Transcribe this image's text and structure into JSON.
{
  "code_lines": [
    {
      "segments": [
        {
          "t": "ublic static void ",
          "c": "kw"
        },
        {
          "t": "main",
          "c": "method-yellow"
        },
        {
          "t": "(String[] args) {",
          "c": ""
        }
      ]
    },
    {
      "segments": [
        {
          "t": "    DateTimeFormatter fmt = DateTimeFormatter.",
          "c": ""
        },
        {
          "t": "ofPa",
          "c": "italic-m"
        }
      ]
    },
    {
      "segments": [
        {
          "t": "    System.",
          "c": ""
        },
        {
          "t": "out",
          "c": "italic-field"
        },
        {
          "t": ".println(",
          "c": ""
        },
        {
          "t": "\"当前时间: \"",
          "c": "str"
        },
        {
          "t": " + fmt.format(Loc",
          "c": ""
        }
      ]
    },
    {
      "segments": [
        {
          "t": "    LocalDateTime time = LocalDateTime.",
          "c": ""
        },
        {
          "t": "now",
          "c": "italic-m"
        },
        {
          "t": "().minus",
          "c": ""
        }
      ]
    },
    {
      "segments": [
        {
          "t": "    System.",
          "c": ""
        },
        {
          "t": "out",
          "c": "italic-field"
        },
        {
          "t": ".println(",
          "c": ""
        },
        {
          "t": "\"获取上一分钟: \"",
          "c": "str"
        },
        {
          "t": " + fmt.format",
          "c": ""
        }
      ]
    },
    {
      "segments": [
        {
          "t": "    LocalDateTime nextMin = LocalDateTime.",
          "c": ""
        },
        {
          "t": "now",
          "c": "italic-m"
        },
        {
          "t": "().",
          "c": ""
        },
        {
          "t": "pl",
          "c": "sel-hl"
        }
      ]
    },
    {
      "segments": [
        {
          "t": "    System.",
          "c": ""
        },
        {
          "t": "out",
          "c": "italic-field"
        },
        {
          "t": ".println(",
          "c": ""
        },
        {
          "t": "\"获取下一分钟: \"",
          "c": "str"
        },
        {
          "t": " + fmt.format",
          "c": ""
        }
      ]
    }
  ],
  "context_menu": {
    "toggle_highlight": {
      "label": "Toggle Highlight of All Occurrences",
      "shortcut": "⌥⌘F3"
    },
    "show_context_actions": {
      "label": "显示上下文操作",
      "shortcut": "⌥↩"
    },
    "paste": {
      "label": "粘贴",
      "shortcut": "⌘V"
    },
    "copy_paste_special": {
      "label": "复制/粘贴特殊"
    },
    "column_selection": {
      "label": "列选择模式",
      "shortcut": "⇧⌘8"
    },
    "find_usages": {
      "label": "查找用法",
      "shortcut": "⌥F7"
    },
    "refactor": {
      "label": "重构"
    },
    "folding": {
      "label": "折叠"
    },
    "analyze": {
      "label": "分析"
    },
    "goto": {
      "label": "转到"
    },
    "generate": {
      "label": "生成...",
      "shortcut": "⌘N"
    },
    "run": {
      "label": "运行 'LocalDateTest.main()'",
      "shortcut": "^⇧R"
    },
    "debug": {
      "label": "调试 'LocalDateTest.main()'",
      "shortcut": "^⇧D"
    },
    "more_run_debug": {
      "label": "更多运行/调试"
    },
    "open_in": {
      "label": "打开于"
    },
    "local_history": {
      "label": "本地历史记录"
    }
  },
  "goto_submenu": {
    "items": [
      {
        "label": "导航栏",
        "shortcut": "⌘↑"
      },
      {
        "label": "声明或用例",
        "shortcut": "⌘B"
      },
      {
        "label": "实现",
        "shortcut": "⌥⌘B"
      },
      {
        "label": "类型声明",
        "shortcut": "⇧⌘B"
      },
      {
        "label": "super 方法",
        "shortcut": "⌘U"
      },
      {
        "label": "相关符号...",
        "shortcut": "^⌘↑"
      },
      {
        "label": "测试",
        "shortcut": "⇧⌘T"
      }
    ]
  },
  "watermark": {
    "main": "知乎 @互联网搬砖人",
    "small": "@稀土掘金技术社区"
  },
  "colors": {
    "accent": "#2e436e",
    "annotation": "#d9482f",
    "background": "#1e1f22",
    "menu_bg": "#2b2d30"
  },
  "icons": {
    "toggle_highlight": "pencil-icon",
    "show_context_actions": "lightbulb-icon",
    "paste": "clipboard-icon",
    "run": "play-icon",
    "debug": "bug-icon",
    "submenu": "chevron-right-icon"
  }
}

====================

**Given instruction**: Print every line of the records exactly. Omit nothing.

**Answer below**:
Transcribe this image's text and structure into JSON.
{
  "code_lines": [
    {
      "segments": [
        {
          "t": "ublic static void ",
          "c": "kw"
        },
        {
          "t": "main",
          "c": "method-yellow"
        },
        {
          "t": "(String[] args) {",
          "c": ""
        }
      ]
    },
    {
      "segments": [
        {
          "t": "    DateTimeFormatter fmt = DateTimeFormatter.",
          "c": ""
        },
        {
          "t": "ofPa",
          "c": "italic-m"
        }
      ]
    },
    {
      "segments": [
        {
          "t": "    System.",
          "c": ""
        },
        {
          "t": "out",
          "c": "italic-field"
        },
        {
          "t": ".println(",
          "c": ""
        },
        {
          "t": "\"当前时间: \"",
          "c": "str"
        },
        {
          "t": " + fmt.format(Loc",
          "c": ""
        }
      ]
    },
    {
      "segments": [
        {
          "t": "    LocalDateTime time = LocalDateTime.",
          "c": ""
        },
        {
          "t": "now",
          "c": "italic-m"
        },
        {
          "t": "().minus",
          "c": ""
        }
      ]
    },
    {
      "segments": [
        {
          "t": "    System.",
          "c": ""
        },
        {
          "t": "out",
          "c": "italic-field"
        },
        {
          "t": ".println(",
          "c": ""
        },
        {
          "t": "\"获取上一分钟: \"",
          "c": "str"
        },
        {
          "t": " + fmt.format",
          "c": ""
        }
      ]
    },
    {
      "segments": [
        {
          "t": "    LocalDateTime nextMin = LocalDateTime.",
          "c": ""
        },
        {
          "t": "now",
          "c": "italic-m"
        },
        {
          "t": "().",
          "c": ""
        },
        {
          "t": "pl",
          "c": "sel-hl"
        }
      ]
    },
    {
      "segments": [
        {
          "t": "    System.",
          "c": ""
        },
        {
          "t": "out",
          "c": "italic-field"
        },
        {
          "t": ".println(",
          "c": ""
        },
        {
          "t": "\"获取下一分钟: \"",
          "c": "str"
        },
        {
          "t": " + fmt.format",
          "c": ""
        }
      ]
    }
  ],
  "context_menu": {
    "toggle_highlight": {
      "label": "Toggle Highlight of All Occurrences",
      "shortcut": "⌥⌘F3"
    },
    "show_context_actions": {
      "label": "显示上下文操作",
      "shortcut": "⌥↩"
    },
    "paste": {
      "label": "粘贴",
      "shortcut": "⌘V"
    },
    "copy_paste_special": {
      "label": "复制/粘贴特殊"
    },
    "column_selection": {
      "label": "列选择模式",
      "shortcut": "⇧⌘8"
    },
    "find_usages": {
      "label": "查找用法",
      "shortcut": "⌥F7"
    },
    "refactor": {
      "label": "重构"
    },
    "folding": {
      "label": "折叠"
    },
    "analyze": {
      "label": "分析"
    },
    "goto": {
      "label": "转到"
    },
    "generate": {
      "label": "生成...",
      "shortcut": "⌘N"
    },
    "run": {
      "label": "运行 'LocalDateTest.main()'",
      "shortcut": "^⇧R"
    },
    "debug": {
      "label": "调试 'LocalDateTest.main()'",
      "shortcut": "^⇧D"
    },
    "more_run_debug": {
      "label": "更多运行/调试"
    },
    "open_in": {
      "label": "打开于"
    },
    "local_history": {
      "label": "本地历史记录"
    }
  },
  "goto_submenu": {
    "items": [
      {
        "label": "导航栏",
        "shortcut": "⌘↑"
      },
      {
        "label": "声明或用例",
        "shortcut": "⌘B"
      },
      {
        "label": "实现",
        "shortcut": "⌥⌘B"
      },
      {
        "label": "类型声明",
        "shortcut": "⇧⌘B"
      },
      {
        "label": "super 方法",
        "shortcut": "⌘U"
      },
      {
        "label": "相关符号...",
        "shortcut": "^⌘↑"
      },
      {
        "label": "测试",
        "shortcut": "⇧⌘T"
      }
    ]
  },
  "watermark": {
    "main": "知乎 @互联网搬砖人",
    "small": "@稀土掘金技术社区"
  },
  "colors": {
    "accent": "#2e436e",
    "annotation": "#d9482f",
    "background": "#1e1f22",
    "menu_bg": "#2b2d30"
  },
  "icons": {
    "toggle_highlight": "pencil-icon",
    "show_context_actions": "lightbulb-icon",
    "paste": "clipboard-icon",
    "run": "play-icon",
    "debug": "bug-icon",
    "submenu": "chevron-right-icon"
  }
}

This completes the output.